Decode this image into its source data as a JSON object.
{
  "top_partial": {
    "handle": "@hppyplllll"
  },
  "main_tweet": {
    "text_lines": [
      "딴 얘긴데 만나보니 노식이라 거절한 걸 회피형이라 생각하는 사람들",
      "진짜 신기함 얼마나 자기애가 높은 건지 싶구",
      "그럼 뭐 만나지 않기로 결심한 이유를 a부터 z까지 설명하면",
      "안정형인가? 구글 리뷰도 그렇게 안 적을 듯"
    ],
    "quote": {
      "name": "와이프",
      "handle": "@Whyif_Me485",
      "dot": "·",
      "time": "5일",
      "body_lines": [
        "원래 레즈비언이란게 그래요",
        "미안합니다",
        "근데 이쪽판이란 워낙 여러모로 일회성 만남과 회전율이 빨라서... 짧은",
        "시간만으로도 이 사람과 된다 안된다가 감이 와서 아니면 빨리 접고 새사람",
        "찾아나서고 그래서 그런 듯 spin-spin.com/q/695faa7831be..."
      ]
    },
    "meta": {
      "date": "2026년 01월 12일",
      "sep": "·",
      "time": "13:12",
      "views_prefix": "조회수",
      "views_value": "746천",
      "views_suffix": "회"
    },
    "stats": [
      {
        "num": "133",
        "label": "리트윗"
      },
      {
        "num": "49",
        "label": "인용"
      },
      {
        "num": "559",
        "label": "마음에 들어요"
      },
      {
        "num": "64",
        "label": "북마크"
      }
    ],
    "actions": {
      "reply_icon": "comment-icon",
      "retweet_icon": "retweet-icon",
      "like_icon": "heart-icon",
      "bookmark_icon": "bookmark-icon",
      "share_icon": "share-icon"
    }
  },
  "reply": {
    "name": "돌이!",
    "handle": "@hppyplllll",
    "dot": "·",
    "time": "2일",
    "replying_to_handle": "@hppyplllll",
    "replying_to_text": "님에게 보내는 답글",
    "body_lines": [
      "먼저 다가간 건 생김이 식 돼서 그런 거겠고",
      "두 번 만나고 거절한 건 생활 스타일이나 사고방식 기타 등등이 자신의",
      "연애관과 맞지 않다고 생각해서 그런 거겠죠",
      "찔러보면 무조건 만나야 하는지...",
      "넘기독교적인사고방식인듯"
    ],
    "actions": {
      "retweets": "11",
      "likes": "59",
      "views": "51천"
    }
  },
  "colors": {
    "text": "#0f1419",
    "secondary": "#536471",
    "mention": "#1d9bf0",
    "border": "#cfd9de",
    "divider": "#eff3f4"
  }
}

____

Pick out lines containing the word "hppyplllll", each one as written.

Exercise response:
    "handle": "@hppyplllll"
    "handle": "@hppyplllll",
    "replying_to_handle": "@hppyplllll",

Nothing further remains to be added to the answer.